» **MATERIAL TO PROCESS**:
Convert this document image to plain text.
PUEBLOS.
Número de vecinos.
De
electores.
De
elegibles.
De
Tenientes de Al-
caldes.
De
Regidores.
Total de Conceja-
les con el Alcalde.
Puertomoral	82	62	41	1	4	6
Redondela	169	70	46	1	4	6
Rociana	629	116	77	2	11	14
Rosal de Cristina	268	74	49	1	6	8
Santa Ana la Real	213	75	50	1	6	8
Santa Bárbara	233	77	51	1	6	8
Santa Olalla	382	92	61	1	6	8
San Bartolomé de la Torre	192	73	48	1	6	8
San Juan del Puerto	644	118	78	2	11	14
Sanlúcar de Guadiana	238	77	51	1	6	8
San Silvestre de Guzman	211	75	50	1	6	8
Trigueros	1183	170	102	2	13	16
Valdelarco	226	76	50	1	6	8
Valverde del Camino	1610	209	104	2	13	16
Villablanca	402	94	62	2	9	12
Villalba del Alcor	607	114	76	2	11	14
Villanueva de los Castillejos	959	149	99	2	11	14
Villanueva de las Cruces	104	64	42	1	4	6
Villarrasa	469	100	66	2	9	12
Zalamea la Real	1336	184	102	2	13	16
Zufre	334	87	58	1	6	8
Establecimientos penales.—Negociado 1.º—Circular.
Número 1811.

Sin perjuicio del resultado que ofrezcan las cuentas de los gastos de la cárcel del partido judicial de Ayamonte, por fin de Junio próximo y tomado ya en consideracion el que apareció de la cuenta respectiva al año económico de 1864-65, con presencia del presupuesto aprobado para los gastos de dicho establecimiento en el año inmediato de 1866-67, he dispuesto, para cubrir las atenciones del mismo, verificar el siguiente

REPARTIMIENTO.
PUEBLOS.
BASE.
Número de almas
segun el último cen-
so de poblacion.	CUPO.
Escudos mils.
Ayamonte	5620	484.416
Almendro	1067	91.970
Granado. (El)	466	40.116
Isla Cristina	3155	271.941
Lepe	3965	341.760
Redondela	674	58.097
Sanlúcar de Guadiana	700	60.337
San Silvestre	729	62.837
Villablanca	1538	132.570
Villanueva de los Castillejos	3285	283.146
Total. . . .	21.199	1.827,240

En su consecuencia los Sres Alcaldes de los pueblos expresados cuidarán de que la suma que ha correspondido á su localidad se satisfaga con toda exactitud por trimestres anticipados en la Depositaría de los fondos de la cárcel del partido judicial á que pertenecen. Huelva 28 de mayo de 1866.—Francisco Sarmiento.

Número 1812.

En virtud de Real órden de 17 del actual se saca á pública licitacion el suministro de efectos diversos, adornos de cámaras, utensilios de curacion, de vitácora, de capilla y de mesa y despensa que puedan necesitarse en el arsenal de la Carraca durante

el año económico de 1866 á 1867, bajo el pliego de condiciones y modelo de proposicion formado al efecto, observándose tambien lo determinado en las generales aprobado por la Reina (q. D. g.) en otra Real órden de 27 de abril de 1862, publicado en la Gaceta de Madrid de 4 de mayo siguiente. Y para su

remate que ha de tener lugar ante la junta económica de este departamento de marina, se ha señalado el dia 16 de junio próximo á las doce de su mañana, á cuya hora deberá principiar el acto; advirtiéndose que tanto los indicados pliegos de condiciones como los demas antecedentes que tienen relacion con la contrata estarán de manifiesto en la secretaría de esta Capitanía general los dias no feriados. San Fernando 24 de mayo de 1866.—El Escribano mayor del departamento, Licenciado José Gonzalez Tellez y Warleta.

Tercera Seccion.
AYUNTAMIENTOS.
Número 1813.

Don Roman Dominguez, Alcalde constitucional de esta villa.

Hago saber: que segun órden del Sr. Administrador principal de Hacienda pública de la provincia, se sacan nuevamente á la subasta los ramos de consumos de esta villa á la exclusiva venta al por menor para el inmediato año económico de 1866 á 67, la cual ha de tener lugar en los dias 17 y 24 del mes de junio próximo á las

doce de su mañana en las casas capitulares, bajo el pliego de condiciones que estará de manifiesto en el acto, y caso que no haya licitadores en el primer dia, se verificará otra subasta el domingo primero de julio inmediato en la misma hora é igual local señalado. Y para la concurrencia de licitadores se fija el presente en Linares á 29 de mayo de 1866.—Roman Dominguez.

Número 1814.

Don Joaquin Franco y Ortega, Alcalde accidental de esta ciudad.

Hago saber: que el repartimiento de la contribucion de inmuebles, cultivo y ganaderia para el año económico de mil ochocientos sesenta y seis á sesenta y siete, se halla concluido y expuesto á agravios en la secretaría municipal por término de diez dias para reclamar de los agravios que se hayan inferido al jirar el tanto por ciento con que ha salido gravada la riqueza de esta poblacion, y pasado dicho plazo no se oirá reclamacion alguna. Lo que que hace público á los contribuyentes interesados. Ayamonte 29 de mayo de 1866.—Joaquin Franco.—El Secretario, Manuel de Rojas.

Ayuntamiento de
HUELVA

» **AIM**:
Copy the data above exactly. Every line must be included.

» **REPLY**:
Convert this document image to plain text.
PUEBLOS.
Número de vecinos.
De
electores.
De
elegibles.
De
Tenientes de Al-
caldes.
De
Regidores.
Total de Conceja-
les con el Alcalde.
Puertomoral	82	62	41	1	4	6
Redondela	169	70	46	1	4	6
Rociana	629	116	77	2	11	14
Rosal de Cristina	268	74	49	1	6	8
Santa Ana la Real	213	75	50	1	6	8
Santa Bárbara	233	77	51	1	6	8
Santa Olalla	382	92	61	1	6	8
San Bartolomé de la Torre	192	73	48	1	6	8
San Juan del Puerto	644	118	78	2	11	14
Sanlúcar de Guadiana	238	77	51	1	6	8
San Silvestre de Guzman	211	75	50	1	6	8
Trigueros	1183	170	102	2	13	16
Valdelarco	226	76	50	1	6	8
Valverde del Camino	1610	209	104	2	13	16
Villablanca	402	94	62	2	9	12
Villalba del Alcor	607	114	76	2	11	14
Villanueva de los Castillejos	959	149	99	2	11	14
Villanueva de las Cruces	104	64	42	1	4	6
Villarrasa	469	100	66	2	9	12
Zalamea la Real	1336	184	102	2	13	16
Zufre	334	87	58	1	6	8
Establecimientos penales.—Negociado 1.º—Circular.
Número 1811.

Sin perjuicio del resultado que ofrezcan las cuentas de los gastos de la cárcel del partido judicial de Ayamonte, por fin de Junio próximo y tomado ya en consideracion el que apareció de la cuenta respectiva al año económico de 1864-65, con presencia del presupuesto aprobado para los gastos de dicho establecimiento en el año inmediato de 1866-67, he dispuesto, para cubrir las atenciones del mismo, verificar el siguiente

REPARTIMIENTO.
PUEBLOS.
BASE.
Número de almas
segun el último cen-
so de poblacion.	CUPO.
Escudos mils.
Ayamonte	5620	484.416
Almendro	1067	91.970
Granado. (El)	466	40.116
Isla Cristina	3155	271.941
Lepe	3965	341.760
Redondela	674	58.097
Sanlúcar de Guadiana	700	60.337
San Silvestre	729	62.837
Villablanca	1538	132.570
Villanueva de los Castillejos	3285	283.146
Total. . . .	21.199	1.827,240

En su consecuencia los Sres Alcaldes de los pueblos expresados cuidarán de que la suma que ha correspondido á su localidad se satisfaga con toda exactitud por trimestres anticipados en la Depositaría de los fondos de la cárcel del partido judicial á que pertenecen. Huelva 28 de mayo de 1866.—Francisco Sarmiento.

Número 1812.

En virtud de Real órden de 17 del actual se saca á pública licitacion el suministro de efectos diversos, adornos de cámaras, utensilios de curacion, de vitácora, de capilla y de mesa y despensa que puedan necesitarse en el arsenal de la Carraca durante

el año económico de 1866 á 1867, bajo el pliego de condiciones y modelo de proposicion formado al efecto, observándose tambien lo determinado en las generales aprobado por la Reina (q. D. g.) en otra Real órden de 27 de abril de 1862, publicado en la Gaceta de Madrid de 4 de mayo siguiente. Y para su

remate que ha de tener lugar ante la junta económica de este departamento de marina, se ha señalado el dia 16 de junio próximo á las doce de su mañana, á cuya hora deberá principiar el acto; advirtiéndose que tanto los indicados pliegos de condiciones como los demas antecedentes que tienen relacion con la contrata estarán de manifiesto en la secretaría de esta Capitanía general los dias no feriados. San Fernando 24 de mayo de 1866.—El Escribano mayor del departamento, Licenciado José Gonzalez Tellez y Warleta.

Tercera Seccion.
AYUNTAMIENTOS.
Número 1813.

Don Roman Dominguez, Alcalde constitucional de esta villa.

Hago saber: que segun órden del Sr. Administrador principal de Hacienda pública de la provincia, se sacan nuevamente á la subasta los ramos de consumos de esta villa á la exclusiva venta al por menor para el inmediato año económico de 1866 á 67, la cual ha de tener lugar en los dias 17 y 24 del mes de junio próximo á las

doce de su mañana en las casas capitulares, bajo el pliego de condiciones que estará de manifiesto en el acto, y caso que no haya licitadores en el primer dia, se verificará otra subasta el domingo primero de julio inmediato en la misma hora é igual local señalado. Y para la concurrencia de licitadores se fija el presente en Linares á 29 de mayo de 1866.—Roman Dominguez.

Número 1814.

Don Joaquin Franco y Ortega, Alcalde accidental de esta ciudad.

Hago saber: que el repartimiento de la contribucion de inmuebles, cultivo y ganaderia para el año económico de mil ochocientos sesenta y seis á sesenta y siete, se halla concluido y expuesto á agravios en la secretaría municipal por término de diez dias para reclamar de los agravios que se hayan inferido al jirar el tanto por ciento con que ha salido gravada la riqueza de esta poblacion, y pasado dicho plazo no se oirá reclamacion alguna. Lo que que hace público á los contribuyentes interesados. Ayamonte 29 de mayo de 1866.—Joaquin Franco.—El Secretario, Manuel de Rojas.

Ayuntamiento de
HUELVA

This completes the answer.